■ Your goal
Keep only the lines of the data below that contain "title", and copy them.

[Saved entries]
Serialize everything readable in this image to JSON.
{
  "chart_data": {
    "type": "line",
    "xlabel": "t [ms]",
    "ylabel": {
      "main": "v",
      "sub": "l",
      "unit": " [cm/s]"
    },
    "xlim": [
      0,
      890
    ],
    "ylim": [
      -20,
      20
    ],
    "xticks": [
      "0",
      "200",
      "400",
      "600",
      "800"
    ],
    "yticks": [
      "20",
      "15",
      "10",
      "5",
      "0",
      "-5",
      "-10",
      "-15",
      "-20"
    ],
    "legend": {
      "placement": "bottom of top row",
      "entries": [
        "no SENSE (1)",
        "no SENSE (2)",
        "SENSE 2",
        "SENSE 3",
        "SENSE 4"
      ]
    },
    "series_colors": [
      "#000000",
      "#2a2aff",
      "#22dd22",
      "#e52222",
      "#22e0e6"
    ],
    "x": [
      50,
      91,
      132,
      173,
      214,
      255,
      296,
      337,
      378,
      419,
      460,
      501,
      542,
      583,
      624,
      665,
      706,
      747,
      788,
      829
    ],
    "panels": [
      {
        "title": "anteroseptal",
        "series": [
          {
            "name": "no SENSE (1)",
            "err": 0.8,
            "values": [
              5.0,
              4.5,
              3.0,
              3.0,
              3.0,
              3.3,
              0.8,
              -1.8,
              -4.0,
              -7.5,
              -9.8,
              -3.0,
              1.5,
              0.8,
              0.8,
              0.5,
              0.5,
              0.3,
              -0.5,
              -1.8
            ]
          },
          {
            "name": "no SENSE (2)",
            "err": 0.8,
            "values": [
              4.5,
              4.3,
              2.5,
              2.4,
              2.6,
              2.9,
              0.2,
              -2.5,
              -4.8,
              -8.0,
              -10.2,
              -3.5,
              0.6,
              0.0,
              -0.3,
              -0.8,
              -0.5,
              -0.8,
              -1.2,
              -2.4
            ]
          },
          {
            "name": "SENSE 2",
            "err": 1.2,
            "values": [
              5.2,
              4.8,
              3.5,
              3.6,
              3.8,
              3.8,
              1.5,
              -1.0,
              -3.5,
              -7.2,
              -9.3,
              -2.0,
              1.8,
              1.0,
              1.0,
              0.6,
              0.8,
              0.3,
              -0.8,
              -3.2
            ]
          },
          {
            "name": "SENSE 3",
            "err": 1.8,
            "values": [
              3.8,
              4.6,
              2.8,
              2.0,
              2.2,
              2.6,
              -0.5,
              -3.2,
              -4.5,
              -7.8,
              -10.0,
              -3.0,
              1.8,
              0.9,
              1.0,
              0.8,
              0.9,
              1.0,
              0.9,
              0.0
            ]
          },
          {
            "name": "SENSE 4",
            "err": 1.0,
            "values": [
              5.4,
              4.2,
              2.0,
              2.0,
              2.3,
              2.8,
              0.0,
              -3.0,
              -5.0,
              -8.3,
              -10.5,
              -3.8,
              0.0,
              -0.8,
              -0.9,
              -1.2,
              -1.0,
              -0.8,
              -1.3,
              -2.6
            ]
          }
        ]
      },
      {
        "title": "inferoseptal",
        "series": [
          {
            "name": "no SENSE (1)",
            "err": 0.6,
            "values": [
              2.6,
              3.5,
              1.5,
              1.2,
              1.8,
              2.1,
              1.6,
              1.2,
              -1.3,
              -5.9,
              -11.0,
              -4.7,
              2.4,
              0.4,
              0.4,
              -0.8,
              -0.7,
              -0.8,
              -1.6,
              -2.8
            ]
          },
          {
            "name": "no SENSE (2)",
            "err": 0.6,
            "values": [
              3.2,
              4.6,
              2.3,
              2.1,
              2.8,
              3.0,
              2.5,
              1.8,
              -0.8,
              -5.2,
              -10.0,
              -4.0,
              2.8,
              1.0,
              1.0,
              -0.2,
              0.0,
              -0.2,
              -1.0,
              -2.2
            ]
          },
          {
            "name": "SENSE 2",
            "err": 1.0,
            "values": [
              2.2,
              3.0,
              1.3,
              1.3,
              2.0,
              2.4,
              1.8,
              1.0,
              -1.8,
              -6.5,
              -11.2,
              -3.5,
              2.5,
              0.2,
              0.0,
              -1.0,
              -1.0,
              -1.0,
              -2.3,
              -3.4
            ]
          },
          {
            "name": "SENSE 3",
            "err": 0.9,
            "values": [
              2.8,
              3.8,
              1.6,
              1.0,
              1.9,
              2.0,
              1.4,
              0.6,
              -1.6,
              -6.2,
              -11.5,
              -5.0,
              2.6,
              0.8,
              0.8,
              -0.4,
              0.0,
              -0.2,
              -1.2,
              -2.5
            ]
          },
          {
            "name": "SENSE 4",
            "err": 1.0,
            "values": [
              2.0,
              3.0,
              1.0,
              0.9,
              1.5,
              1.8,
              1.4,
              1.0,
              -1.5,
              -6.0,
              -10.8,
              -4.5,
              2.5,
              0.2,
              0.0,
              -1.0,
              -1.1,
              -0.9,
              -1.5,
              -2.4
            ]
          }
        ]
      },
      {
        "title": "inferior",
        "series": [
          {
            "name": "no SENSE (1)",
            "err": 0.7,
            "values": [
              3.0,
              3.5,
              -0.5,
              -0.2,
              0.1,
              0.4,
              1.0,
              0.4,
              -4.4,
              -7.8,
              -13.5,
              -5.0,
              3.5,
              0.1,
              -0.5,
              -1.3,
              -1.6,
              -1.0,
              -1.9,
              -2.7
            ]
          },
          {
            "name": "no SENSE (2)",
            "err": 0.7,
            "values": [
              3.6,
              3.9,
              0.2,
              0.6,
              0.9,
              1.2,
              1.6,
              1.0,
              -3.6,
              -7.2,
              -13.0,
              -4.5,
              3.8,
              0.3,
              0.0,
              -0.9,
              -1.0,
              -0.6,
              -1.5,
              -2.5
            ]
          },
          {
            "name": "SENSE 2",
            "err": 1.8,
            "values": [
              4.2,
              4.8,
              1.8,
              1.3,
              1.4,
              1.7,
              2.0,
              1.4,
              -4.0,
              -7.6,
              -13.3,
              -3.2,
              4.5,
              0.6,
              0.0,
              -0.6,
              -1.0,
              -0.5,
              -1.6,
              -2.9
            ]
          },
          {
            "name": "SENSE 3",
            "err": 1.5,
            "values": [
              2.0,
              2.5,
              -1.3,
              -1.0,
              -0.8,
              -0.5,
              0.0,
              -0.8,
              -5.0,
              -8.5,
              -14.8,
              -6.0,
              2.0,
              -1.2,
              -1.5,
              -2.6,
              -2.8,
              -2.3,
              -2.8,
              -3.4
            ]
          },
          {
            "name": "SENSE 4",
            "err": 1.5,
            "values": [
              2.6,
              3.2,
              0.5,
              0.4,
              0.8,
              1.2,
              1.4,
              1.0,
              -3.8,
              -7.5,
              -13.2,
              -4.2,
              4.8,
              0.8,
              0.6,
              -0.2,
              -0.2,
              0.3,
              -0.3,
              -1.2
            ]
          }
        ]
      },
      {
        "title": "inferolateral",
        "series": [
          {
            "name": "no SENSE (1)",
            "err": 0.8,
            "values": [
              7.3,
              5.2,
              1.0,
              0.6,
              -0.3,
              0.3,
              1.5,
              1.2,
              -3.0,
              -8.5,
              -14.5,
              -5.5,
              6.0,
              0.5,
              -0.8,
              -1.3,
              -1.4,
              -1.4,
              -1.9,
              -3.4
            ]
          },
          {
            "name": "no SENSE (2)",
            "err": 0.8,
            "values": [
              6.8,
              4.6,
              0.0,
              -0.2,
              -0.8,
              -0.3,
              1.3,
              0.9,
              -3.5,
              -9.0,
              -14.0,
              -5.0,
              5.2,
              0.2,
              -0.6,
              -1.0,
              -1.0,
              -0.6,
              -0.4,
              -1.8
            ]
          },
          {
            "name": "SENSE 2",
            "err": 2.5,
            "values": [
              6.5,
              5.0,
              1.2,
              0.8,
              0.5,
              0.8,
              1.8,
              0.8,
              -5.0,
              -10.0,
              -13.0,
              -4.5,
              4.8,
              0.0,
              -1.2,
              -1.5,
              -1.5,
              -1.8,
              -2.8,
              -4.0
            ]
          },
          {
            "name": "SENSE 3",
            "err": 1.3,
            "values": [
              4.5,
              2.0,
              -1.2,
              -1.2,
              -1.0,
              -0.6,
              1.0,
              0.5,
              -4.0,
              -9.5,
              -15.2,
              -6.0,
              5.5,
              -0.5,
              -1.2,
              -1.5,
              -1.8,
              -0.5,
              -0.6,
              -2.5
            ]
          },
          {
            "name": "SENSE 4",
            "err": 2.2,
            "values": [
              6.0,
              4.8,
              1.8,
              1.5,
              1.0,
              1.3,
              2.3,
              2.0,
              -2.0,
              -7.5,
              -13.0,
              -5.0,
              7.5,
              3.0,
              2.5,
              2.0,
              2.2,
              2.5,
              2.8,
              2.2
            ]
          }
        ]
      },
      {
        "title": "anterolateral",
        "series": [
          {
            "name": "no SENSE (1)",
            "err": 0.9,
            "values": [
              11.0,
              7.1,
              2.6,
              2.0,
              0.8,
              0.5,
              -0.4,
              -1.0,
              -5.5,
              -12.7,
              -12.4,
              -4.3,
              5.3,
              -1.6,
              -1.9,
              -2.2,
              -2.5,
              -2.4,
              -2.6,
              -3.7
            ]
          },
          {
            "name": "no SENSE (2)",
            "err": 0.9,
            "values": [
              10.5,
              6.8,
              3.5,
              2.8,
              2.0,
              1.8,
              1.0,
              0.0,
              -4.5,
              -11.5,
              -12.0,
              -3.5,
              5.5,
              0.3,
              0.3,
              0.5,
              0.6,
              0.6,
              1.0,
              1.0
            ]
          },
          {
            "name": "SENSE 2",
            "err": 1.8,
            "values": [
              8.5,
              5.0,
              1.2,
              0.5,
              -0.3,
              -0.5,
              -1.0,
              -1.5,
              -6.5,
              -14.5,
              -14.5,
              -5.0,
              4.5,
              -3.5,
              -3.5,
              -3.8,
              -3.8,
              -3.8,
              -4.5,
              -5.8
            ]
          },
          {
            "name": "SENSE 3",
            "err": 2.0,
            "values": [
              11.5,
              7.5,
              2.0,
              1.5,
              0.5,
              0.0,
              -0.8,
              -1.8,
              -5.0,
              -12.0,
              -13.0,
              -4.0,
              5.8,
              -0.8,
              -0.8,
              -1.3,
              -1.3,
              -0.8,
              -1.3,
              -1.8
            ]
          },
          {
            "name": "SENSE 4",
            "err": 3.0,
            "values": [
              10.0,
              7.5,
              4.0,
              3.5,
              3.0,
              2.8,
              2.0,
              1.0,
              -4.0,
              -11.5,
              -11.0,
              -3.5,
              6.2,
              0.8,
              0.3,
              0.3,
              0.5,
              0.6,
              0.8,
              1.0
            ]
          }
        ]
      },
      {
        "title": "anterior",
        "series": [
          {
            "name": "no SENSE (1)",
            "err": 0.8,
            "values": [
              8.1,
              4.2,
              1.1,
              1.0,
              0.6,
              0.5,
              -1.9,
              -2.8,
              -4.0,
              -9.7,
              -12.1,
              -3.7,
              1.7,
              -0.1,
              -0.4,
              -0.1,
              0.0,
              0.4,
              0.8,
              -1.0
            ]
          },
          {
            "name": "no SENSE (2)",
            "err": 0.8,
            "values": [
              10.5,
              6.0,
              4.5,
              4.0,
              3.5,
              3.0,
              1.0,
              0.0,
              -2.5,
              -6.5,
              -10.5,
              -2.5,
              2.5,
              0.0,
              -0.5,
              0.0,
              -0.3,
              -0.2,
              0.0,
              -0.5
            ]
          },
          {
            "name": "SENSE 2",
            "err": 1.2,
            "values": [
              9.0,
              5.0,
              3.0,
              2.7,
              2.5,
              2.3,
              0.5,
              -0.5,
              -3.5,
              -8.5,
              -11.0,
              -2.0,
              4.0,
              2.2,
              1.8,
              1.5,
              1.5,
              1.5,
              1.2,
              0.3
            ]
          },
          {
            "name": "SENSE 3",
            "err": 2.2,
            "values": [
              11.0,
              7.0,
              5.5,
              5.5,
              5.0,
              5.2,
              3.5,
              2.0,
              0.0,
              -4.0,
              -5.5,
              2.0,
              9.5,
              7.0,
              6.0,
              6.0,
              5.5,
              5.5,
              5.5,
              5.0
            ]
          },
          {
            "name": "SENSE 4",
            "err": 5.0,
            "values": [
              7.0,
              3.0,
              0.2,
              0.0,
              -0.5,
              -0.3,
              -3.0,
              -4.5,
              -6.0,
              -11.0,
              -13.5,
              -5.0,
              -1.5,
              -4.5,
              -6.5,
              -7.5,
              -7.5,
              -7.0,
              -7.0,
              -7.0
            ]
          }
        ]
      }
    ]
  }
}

■ Exercise response
        "title": "anteroseptal",
        "title": "inferoseptal",
        "title": "inferior",
        "title": "inferolateral",
        "title": "anterolateral",
        "title": "anterior",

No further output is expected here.